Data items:

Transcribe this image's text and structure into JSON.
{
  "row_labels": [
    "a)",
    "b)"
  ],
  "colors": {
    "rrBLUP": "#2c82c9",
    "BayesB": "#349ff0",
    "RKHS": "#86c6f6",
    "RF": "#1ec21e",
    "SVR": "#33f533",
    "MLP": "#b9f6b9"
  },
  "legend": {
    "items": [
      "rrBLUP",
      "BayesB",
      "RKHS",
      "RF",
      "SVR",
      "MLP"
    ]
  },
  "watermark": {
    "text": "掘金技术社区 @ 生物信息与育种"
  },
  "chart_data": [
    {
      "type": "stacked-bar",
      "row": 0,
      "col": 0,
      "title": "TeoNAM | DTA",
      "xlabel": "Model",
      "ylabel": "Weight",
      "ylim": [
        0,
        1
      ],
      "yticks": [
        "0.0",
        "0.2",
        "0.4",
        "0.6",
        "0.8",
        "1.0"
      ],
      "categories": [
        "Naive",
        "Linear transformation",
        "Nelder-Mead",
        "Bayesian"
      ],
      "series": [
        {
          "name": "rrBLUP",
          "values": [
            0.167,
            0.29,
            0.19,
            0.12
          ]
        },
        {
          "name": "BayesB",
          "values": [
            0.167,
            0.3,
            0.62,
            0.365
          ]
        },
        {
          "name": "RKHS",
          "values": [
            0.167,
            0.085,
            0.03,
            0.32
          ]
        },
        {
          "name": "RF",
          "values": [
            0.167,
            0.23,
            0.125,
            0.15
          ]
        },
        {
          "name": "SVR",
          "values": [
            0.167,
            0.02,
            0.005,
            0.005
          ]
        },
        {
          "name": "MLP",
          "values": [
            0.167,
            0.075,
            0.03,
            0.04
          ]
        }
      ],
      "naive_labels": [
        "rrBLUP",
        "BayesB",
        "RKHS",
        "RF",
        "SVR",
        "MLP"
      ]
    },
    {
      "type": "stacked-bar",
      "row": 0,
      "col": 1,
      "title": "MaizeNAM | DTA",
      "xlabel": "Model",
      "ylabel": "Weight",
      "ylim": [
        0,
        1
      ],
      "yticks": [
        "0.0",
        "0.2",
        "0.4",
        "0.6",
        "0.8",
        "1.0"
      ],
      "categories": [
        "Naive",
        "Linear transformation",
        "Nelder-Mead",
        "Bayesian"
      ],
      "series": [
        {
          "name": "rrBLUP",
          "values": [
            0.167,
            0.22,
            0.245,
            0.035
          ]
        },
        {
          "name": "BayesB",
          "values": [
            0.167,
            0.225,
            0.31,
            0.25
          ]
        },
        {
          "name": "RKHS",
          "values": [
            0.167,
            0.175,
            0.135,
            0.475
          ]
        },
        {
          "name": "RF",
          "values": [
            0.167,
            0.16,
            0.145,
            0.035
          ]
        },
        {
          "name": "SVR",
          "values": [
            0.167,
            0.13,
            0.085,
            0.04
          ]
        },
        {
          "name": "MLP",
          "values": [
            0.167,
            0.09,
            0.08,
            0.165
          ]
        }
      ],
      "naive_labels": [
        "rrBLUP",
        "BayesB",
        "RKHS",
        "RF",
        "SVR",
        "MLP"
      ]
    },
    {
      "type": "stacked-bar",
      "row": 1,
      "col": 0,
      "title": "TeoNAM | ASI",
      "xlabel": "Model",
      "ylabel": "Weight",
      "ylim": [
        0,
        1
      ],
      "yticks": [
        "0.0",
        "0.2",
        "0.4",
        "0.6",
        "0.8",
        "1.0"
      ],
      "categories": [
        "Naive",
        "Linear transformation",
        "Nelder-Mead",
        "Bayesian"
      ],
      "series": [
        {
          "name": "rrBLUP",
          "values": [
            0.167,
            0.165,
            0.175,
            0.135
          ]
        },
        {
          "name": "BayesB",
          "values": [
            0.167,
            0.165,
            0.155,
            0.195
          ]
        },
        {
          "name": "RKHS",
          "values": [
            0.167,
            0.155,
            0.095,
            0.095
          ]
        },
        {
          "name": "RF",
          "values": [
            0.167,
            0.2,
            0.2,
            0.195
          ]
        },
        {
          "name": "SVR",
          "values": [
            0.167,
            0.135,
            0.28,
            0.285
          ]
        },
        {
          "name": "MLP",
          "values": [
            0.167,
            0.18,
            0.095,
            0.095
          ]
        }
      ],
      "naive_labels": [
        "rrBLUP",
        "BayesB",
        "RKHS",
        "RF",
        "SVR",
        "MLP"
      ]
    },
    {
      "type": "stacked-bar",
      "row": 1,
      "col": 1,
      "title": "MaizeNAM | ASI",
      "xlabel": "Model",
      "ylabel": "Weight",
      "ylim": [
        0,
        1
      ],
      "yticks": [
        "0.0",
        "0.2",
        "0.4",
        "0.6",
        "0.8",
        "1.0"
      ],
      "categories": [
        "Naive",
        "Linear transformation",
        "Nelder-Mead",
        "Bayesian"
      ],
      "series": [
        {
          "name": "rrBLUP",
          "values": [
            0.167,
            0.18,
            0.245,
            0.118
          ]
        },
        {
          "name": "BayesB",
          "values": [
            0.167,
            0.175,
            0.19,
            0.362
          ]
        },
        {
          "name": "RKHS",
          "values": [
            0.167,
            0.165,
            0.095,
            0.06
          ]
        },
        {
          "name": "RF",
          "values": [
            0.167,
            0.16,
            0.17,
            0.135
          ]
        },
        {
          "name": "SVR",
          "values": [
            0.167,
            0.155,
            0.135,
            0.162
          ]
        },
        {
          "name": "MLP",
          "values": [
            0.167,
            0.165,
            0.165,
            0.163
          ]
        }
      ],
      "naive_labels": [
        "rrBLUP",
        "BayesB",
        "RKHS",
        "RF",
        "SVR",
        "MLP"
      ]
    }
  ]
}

Description of the task → Take every line from the records above that has the word "text" and copy it.

Correct result →
Transcribe this image's text and structure into JSON.
    "text": "掘金技术社区 @ 生物信息与育种"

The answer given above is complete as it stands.